(WORK TO BE COMPLETED) Report how many lines hold the word "государственных"; give nothing but the number.

[Entries taken from a collection]
=====
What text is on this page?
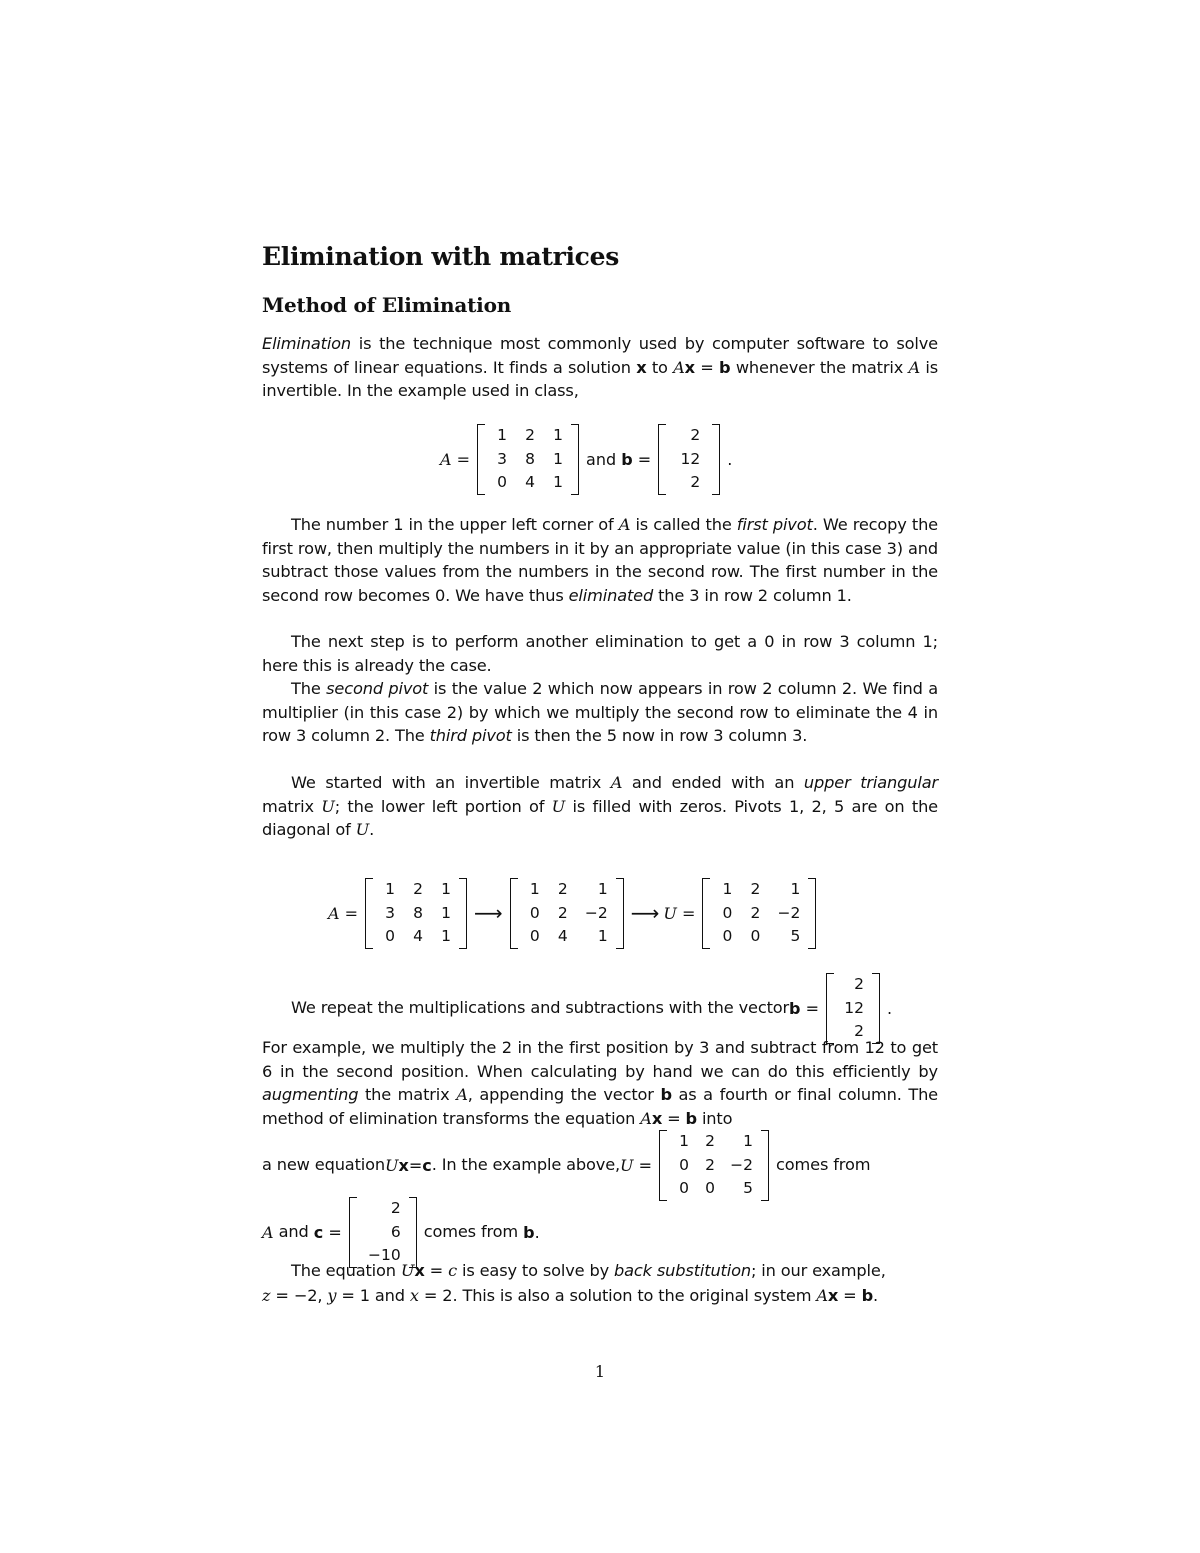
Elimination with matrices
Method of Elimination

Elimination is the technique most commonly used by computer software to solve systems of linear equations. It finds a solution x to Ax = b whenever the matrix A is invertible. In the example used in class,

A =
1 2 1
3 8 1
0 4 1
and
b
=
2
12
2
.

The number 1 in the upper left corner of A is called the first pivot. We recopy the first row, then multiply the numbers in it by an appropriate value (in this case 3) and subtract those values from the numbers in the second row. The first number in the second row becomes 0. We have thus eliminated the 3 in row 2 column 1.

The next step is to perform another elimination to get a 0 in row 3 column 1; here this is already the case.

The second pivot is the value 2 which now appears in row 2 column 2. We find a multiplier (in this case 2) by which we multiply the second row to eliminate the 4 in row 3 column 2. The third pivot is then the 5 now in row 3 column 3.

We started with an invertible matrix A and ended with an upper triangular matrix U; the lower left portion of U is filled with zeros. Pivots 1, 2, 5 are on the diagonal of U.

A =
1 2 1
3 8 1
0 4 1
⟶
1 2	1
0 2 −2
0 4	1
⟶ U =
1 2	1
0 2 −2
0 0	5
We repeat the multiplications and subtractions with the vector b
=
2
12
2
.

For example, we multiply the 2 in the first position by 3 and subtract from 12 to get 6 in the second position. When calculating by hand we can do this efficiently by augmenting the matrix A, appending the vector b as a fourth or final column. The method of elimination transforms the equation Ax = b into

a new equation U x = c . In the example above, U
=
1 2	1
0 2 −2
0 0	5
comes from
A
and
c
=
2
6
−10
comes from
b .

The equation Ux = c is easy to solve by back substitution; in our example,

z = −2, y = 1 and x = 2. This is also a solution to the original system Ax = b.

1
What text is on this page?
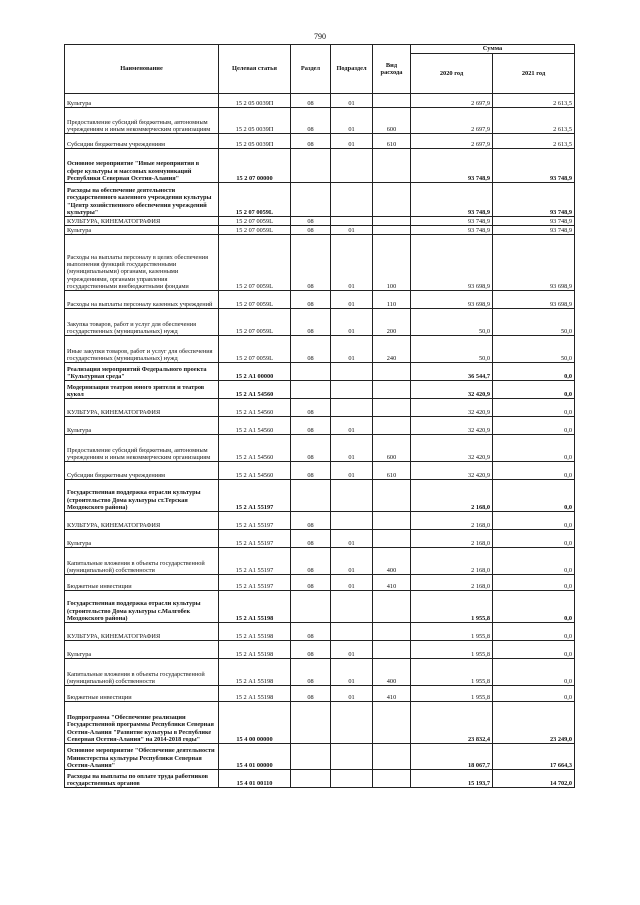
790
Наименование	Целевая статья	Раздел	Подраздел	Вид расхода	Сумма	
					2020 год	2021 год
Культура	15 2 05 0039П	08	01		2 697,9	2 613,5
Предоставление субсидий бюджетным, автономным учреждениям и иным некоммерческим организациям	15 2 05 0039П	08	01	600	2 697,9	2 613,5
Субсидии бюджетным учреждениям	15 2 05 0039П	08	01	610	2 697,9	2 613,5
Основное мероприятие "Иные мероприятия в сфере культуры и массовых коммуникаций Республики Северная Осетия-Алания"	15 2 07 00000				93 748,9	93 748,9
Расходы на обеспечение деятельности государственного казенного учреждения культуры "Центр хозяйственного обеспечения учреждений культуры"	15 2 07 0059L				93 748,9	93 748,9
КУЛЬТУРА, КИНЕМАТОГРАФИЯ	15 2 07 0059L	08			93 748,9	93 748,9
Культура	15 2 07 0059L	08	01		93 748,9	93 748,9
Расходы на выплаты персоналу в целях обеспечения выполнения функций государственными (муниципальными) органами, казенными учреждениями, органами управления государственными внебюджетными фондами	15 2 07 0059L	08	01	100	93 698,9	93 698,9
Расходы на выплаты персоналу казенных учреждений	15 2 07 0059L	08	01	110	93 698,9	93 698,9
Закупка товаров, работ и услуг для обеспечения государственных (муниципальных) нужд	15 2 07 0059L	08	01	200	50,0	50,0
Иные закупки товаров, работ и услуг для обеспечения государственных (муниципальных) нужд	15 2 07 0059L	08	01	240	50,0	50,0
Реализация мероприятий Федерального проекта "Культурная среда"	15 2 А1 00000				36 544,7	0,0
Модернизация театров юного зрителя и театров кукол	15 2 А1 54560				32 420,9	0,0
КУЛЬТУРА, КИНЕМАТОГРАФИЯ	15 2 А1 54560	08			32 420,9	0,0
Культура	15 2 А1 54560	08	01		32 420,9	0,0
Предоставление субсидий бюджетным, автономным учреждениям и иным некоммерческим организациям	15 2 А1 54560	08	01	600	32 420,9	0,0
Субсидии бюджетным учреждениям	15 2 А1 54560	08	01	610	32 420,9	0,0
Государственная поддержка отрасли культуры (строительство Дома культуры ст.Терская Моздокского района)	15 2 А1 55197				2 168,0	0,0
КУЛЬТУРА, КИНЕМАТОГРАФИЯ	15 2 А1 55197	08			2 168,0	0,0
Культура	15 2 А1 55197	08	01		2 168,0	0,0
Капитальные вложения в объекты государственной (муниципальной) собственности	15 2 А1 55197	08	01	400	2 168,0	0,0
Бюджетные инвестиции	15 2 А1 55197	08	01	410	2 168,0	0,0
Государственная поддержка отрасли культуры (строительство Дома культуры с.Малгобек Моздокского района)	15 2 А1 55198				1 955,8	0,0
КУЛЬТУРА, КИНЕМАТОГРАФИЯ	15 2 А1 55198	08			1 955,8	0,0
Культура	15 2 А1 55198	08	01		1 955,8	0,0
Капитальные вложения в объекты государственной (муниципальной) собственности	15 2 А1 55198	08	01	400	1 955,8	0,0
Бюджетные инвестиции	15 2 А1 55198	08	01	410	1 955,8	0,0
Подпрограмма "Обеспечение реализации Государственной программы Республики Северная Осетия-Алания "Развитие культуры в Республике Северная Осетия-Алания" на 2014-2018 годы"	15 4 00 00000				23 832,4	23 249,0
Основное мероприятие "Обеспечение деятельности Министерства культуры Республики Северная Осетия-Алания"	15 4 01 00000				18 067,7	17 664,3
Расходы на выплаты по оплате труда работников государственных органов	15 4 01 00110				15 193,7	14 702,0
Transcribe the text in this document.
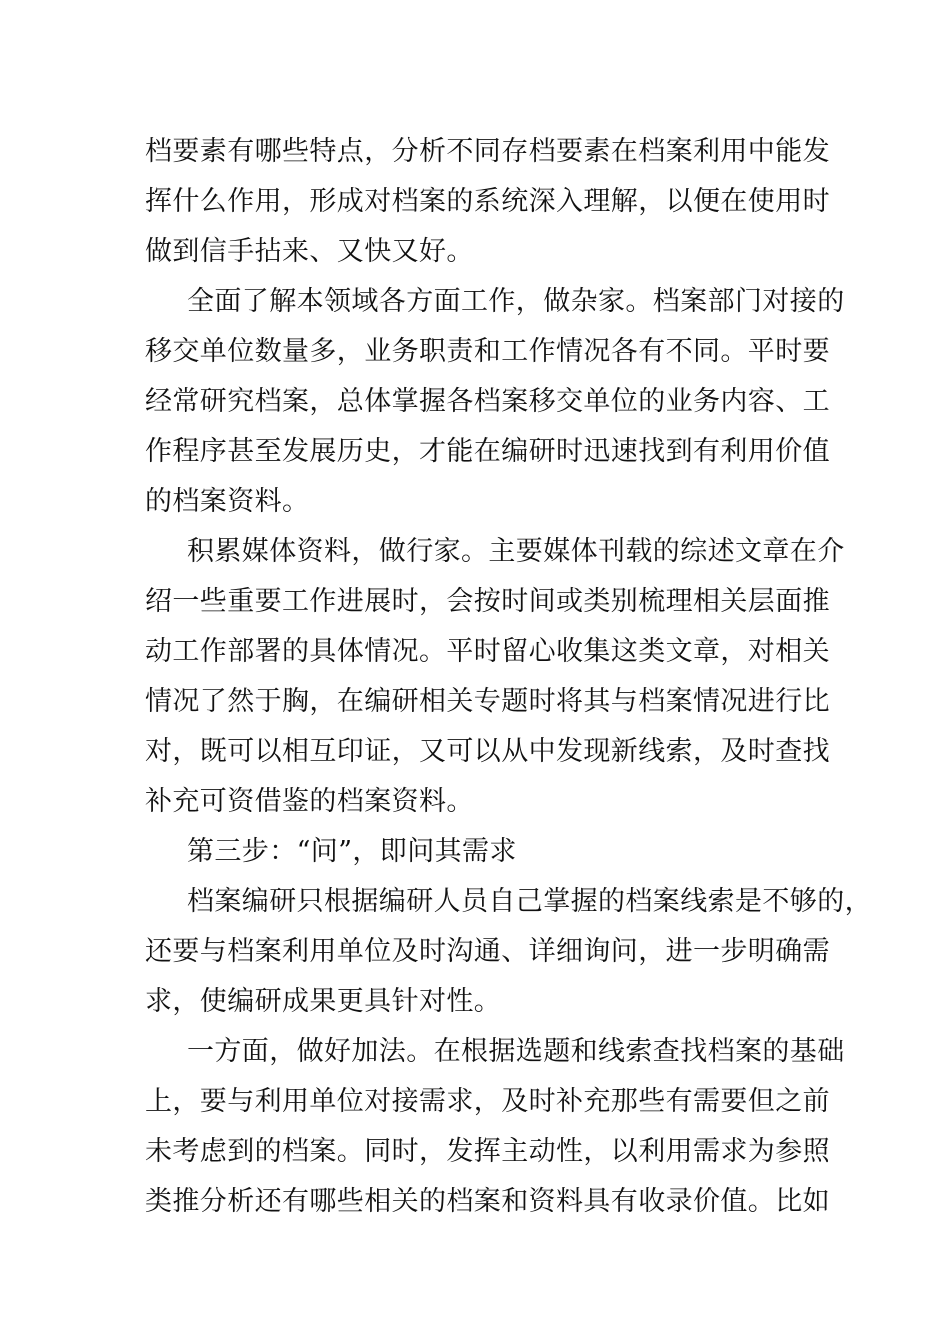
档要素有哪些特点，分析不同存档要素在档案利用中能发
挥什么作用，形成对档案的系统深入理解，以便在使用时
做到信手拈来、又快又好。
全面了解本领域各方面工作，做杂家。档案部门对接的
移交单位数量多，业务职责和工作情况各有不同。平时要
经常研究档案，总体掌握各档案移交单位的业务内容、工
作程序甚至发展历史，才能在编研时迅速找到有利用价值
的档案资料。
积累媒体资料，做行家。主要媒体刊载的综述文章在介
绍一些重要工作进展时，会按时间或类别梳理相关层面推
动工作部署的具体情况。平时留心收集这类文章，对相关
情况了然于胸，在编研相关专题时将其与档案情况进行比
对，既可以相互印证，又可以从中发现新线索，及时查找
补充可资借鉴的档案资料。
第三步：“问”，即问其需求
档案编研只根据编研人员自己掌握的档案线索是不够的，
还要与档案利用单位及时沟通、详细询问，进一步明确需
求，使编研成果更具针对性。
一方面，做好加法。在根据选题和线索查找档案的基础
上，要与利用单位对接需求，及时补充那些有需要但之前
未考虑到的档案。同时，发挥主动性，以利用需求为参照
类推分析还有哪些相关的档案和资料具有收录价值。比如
=====
(EXERCISE ANSWER) 3